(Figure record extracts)
---*---

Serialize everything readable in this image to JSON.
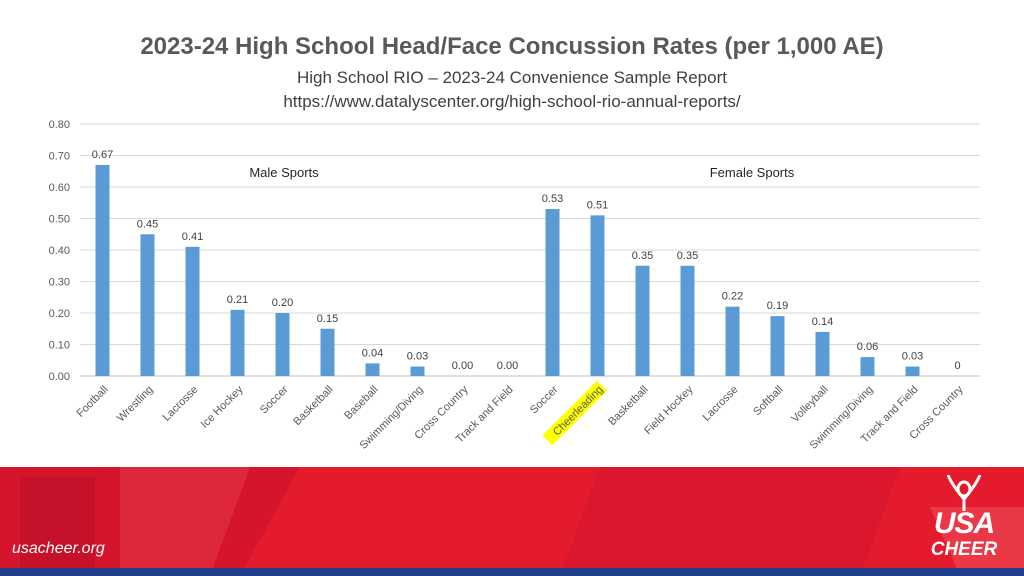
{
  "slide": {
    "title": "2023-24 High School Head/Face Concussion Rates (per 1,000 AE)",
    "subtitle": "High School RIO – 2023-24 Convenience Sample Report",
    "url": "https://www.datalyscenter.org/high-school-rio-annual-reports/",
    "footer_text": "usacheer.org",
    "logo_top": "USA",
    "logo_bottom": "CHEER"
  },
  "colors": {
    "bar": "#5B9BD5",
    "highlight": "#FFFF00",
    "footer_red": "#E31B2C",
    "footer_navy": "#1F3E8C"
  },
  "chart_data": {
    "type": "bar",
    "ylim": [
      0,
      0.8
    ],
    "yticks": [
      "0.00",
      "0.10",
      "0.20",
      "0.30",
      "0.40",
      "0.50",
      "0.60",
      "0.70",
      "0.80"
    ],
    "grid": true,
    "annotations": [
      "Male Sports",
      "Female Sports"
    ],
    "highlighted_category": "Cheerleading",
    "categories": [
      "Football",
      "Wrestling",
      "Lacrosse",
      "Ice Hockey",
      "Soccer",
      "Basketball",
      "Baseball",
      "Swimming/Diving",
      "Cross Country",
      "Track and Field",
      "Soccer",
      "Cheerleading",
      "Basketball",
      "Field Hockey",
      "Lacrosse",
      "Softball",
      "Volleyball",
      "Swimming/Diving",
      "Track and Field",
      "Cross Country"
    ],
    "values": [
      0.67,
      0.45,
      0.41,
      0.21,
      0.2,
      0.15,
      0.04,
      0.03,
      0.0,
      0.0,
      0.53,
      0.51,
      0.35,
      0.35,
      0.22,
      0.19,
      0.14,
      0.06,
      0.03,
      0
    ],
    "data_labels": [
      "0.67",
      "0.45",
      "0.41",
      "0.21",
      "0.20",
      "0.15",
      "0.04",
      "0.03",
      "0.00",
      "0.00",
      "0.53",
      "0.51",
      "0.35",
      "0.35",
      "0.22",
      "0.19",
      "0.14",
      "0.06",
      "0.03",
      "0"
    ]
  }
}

---*---

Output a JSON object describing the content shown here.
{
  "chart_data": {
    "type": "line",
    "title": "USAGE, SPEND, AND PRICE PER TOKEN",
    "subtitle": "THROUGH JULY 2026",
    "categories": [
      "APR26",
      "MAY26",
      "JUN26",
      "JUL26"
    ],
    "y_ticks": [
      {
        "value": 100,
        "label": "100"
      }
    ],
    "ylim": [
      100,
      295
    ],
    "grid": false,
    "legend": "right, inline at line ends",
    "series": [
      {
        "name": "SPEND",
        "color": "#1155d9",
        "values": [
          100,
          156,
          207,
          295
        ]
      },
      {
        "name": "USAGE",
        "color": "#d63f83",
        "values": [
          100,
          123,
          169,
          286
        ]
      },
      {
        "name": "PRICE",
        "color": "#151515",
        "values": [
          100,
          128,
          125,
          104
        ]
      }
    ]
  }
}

---*---

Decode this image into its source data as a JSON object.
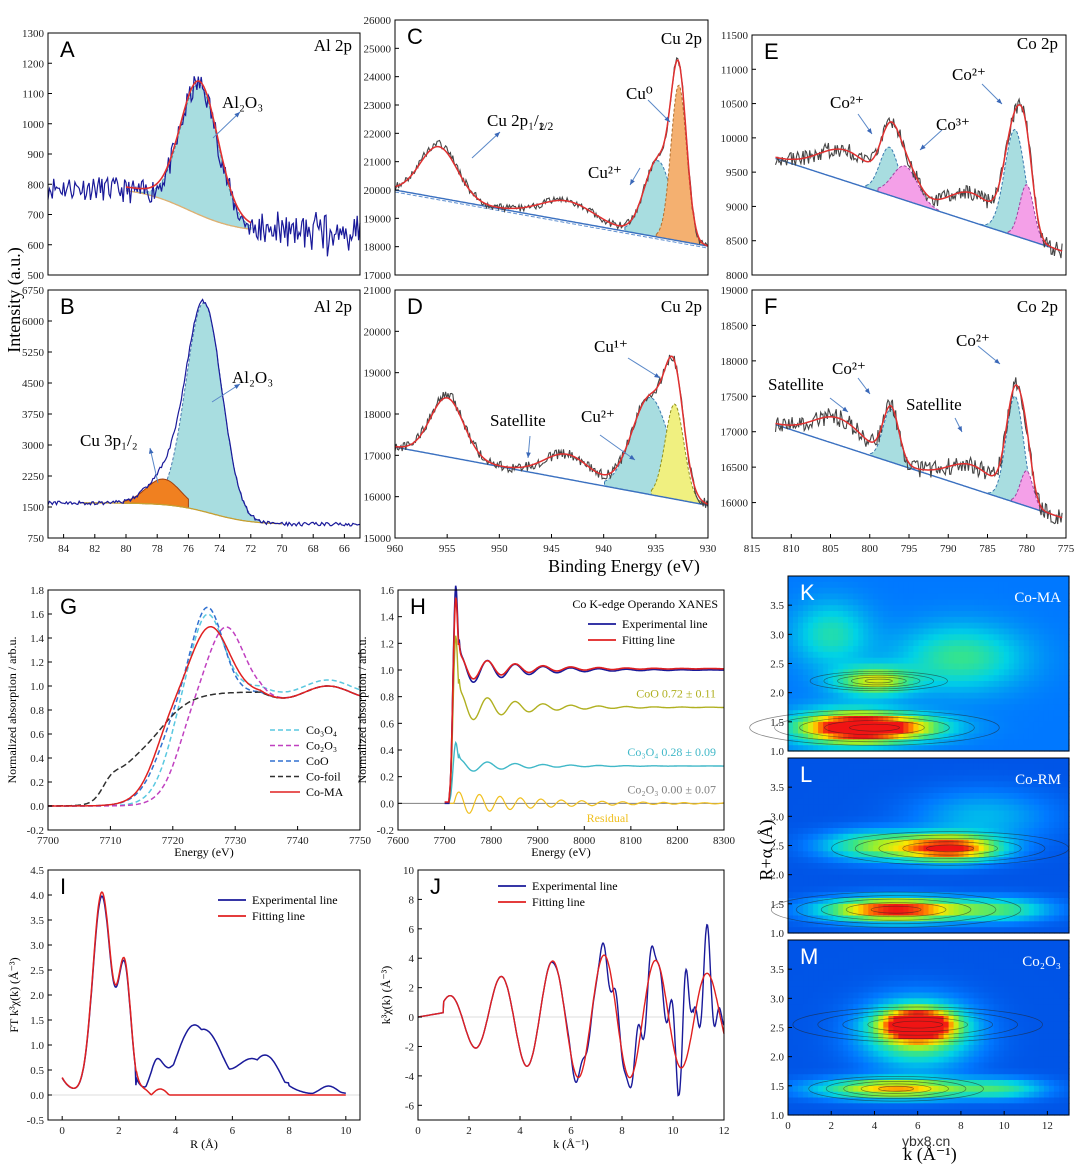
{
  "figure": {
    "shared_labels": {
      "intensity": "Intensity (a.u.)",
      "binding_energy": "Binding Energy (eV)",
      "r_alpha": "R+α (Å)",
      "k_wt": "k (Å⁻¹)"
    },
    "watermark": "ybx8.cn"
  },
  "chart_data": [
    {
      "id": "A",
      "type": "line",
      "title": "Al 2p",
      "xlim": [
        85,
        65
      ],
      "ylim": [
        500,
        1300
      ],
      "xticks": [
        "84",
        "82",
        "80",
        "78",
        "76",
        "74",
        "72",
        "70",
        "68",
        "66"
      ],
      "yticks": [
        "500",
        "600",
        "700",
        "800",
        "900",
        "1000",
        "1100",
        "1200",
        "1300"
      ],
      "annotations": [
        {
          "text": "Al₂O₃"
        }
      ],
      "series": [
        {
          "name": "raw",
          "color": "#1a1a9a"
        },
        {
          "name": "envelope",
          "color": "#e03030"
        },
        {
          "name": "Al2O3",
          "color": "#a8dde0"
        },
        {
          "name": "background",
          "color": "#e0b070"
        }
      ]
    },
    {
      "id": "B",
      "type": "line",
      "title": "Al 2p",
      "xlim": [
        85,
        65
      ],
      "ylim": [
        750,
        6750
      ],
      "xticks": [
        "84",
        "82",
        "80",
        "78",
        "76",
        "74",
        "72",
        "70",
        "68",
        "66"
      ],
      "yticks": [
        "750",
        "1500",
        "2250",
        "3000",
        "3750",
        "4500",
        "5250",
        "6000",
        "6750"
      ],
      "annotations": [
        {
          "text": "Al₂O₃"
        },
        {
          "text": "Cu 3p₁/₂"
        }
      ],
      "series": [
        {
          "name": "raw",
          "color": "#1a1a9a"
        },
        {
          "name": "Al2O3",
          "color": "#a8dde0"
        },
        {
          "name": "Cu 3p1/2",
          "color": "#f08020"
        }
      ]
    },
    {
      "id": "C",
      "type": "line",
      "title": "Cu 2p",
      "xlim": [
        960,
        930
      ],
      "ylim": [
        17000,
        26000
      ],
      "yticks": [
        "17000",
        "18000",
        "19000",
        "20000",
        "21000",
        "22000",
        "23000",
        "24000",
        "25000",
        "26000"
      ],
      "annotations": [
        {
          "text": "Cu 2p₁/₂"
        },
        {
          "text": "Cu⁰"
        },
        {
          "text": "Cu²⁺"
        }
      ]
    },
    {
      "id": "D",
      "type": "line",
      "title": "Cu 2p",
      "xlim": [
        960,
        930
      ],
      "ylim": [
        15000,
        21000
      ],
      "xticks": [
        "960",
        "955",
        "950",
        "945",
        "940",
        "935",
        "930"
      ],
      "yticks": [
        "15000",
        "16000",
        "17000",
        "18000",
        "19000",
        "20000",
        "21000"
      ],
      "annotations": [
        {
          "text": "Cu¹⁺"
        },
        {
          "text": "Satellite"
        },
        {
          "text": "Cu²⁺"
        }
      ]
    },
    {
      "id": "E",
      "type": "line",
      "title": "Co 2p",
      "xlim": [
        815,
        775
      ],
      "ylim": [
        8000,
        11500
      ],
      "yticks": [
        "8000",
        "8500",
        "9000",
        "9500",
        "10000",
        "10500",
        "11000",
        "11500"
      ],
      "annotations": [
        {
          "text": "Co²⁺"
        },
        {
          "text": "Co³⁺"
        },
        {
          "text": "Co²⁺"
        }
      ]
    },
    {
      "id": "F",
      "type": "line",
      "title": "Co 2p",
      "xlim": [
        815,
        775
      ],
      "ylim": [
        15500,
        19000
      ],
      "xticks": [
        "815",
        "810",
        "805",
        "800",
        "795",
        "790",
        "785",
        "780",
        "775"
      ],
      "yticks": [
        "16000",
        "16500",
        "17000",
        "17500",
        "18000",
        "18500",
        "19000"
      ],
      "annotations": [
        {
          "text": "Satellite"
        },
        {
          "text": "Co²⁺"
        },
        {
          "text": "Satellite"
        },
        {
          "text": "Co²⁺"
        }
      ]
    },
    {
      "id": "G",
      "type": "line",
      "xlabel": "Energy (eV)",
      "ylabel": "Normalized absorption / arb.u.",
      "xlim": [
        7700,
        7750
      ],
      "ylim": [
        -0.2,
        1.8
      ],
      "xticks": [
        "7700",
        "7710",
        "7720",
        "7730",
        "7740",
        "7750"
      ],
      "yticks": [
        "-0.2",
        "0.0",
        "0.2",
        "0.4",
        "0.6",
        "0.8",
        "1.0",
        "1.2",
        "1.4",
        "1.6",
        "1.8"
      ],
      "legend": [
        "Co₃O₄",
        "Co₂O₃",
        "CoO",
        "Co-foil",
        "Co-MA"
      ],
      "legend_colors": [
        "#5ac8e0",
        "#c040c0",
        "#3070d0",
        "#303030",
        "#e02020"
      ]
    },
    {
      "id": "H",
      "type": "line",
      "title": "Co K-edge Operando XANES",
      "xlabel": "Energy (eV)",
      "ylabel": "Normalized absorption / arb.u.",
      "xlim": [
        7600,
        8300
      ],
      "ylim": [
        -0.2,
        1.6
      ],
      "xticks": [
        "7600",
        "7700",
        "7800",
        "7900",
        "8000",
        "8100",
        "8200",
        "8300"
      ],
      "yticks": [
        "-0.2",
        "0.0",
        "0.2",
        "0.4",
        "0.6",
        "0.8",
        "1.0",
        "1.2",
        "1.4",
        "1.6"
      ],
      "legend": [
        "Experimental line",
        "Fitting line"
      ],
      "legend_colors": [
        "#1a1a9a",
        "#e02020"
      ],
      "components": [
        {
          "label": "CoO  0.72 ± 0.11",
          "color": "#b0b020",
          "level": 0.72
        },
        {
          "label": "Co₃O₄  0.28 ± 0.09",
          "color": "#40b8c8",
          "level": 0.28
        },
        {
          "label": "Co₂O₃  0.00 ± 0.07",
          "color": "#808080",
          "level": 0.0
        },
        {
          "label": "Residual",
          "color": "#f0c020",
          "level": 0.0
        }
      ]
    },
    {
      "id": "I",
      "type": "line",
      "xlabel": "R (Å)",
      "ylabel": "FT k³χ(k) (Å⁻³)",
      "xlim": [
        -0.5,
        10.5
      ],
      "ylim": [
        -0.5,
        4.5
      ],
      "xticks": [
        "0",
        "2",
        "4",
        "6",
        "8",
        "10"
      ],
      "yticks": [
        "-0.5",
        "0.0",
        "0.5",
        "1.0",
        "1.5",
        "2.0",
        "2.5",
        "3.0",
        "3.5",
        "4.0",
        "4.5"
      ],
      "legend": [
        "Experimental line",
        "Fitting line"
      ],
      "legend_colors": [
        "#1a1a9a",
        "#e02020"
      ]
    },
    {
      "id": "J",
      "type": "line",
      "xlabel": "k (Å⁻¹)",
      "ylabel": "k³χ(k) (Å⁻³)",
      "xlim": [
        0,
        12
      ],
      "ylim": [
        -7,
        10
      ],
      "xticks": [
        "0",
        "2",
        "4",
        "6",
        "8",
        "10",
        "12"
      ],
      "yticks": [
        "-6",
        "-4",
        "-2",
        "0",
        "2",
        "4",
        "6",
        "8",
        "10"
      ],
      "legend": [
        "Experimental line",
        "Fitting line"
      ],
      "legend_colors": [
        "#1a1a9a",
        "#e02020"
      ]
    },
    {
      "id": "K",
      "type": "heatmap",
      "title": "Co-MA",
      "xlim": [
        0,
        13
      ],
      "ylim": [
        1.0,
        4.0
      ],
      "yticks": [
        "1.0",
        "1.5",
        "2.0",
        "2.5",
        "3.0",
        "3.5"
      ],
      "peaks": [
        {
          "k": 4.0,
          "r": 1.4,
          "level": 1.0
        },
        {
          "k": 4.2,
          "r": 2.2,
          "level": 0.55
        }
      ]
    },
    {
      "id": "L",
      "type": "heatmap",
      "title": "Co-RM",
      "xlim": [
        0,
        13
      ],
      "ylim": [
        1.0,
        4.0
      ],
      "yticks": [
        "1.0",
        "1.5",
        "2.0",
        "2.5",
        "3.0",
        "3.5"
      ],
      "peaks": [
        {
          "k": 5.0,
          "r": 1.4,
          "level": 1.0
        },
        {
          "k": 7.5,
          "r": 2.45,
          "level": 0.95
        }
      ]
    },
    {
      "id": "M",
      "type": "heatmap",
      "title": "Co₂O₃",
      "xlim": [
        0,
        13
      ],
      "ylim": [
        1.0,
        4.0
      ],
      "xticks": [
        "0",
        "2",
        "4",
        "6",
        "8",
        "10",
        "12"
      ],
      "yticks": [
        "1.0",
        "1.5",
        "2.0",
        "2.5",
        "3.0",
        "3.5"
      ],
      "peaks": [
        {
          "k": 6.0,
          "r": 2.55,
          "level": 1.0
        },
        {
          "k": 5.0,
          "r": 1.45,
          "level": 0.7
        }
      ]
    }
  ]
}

---*---

#### Problem details:
List every line above that holds the word "SPEND".

#### Final result:
    "title": "USAGE, SPEND, AND PRICE PER TOKEN",
        "name": "SPEND",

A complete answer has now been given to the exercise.